◆ **Data entries**:
%%

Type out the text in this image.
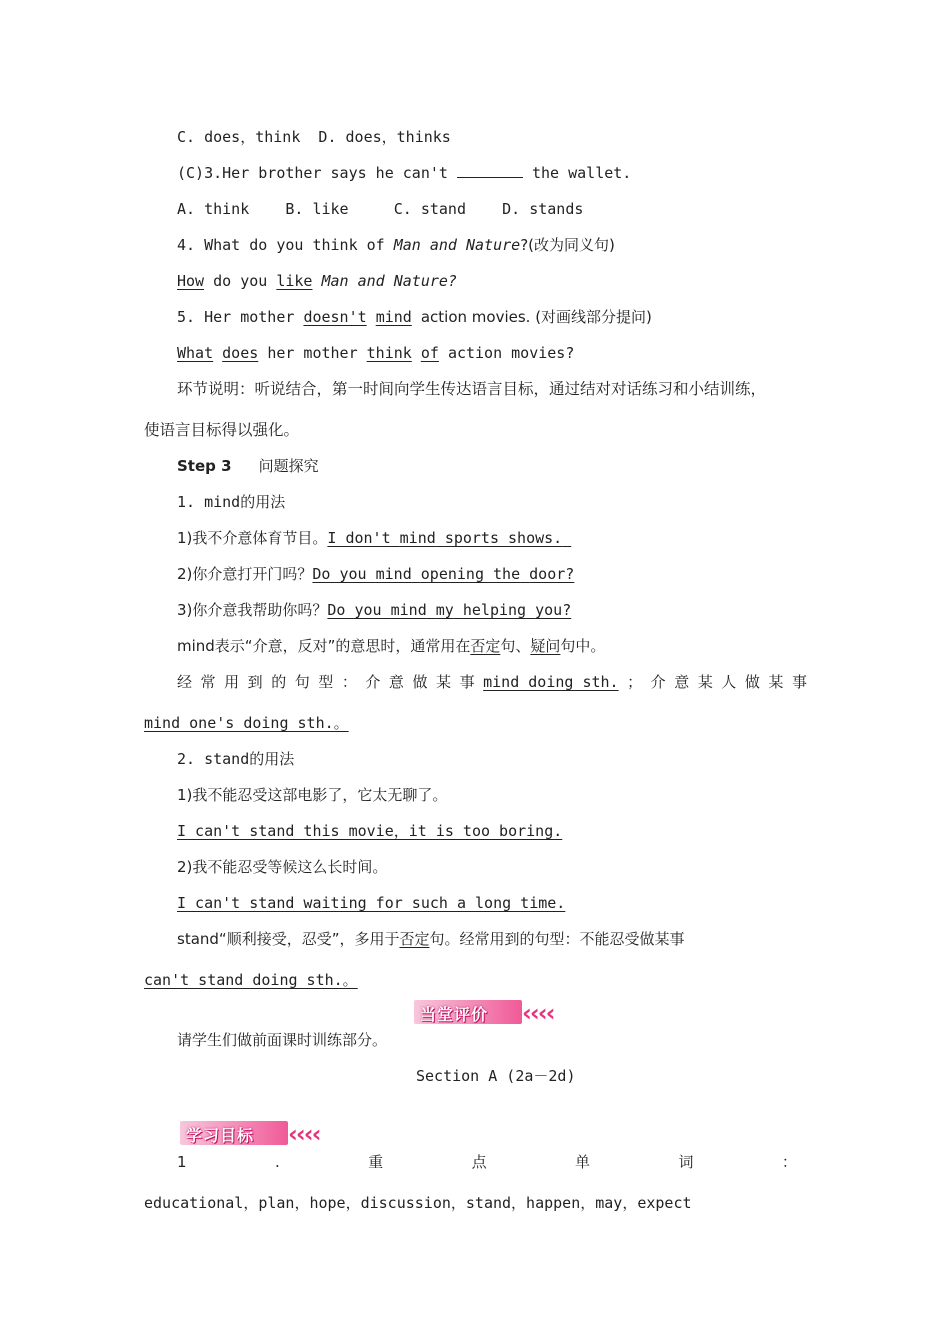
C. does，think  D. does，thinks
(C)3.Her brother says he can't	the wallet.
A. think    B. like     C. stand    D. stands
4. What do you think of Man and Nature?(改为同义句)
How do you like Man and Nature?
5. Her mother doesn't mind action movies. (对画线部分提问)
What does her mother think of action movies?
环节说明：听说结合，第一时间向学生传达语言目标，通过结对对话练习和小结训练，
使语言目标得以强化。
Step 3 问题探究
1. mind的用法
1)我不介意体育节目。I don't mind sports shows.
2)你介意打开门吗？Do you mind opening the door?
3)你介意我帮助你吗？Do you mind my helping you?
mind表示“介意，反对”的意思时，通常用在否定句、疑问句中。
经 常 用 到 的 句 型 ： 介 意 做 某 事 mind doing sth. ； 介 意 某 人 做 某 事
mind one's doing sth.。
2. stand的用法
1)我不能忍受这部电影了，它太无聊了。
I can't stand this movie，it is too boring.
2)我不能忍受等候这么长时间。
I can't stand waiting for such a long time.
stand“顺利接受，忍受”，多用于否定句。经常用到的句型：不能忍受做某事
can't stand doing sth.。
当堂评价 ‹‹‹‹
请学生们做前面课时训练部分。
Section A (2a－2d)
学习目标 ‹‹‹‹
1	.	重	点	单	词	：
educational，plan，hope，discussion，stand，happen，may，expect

%%
%%

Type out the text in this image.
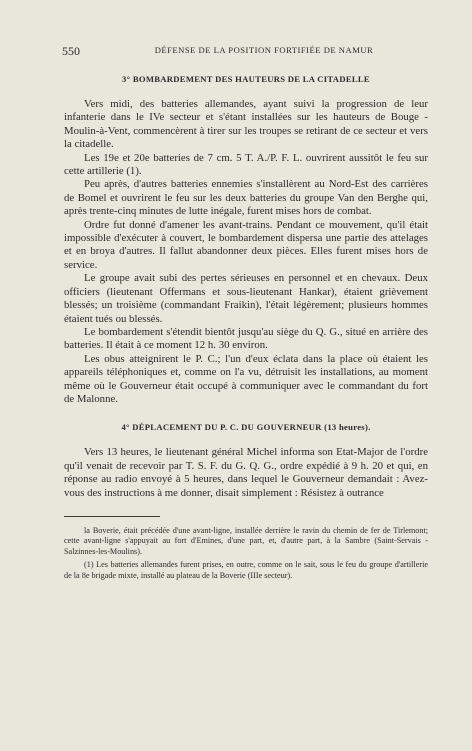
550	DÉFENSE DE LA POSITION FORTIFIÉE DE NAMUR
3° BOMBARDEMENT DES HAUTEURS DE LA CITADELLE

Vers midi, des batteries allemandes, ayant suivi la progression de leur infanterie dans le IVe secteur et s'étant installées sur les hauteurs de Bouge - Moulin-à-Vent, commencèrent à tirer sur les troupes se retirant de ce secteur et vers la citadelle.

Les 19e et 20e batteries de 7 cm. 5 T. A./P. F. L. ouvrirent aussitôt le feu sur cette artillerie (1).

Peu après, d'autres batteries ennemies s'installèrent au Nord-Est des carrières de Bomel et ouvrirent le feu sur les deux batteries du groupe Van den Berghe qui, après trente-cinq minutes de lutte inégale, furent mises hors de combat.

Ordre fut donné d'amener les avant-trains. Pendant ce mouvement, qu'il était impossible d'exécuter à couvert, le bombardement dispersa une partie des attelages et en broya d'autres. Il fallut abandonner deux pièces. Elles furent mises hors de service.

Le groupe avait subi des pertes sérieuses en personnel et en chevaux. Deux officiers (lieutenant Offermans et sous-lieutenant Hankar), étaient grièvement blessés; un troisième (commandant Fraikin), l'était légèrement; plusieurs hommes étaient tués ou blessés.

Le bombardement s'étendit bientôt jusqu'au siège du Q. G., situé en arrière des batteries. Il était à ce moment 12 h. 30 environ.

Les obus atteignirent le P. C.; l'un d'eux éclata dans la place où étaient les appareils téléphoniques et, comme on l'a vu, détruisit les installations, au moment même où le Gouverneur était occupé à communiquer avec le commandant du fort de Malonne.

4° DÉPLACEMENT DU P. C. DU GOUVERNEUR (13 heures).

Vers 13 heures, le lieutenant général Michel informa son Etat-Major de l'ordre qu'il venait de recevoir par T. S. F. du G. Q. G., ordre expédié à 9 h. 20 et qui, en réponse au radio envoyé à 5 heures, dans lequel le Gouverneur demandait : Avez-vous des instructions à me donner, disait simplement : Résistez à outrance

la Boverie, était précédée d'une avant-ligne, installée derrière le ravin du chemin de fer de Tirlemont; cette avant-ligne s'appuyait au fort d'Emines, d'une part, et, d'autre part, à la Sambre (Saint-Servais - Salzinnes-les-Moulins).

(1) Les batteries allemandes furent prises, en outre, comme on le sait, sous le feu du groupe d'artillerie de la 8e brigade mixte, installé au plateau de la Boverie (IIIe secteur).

%%

◆ **Exercise objective**:
Look through the records and gather every line containing "mother".

◆ **Exercise result**:
5. Her mother doesn't mind action movies. (对画线部分提问)
What does her mother think of action movies?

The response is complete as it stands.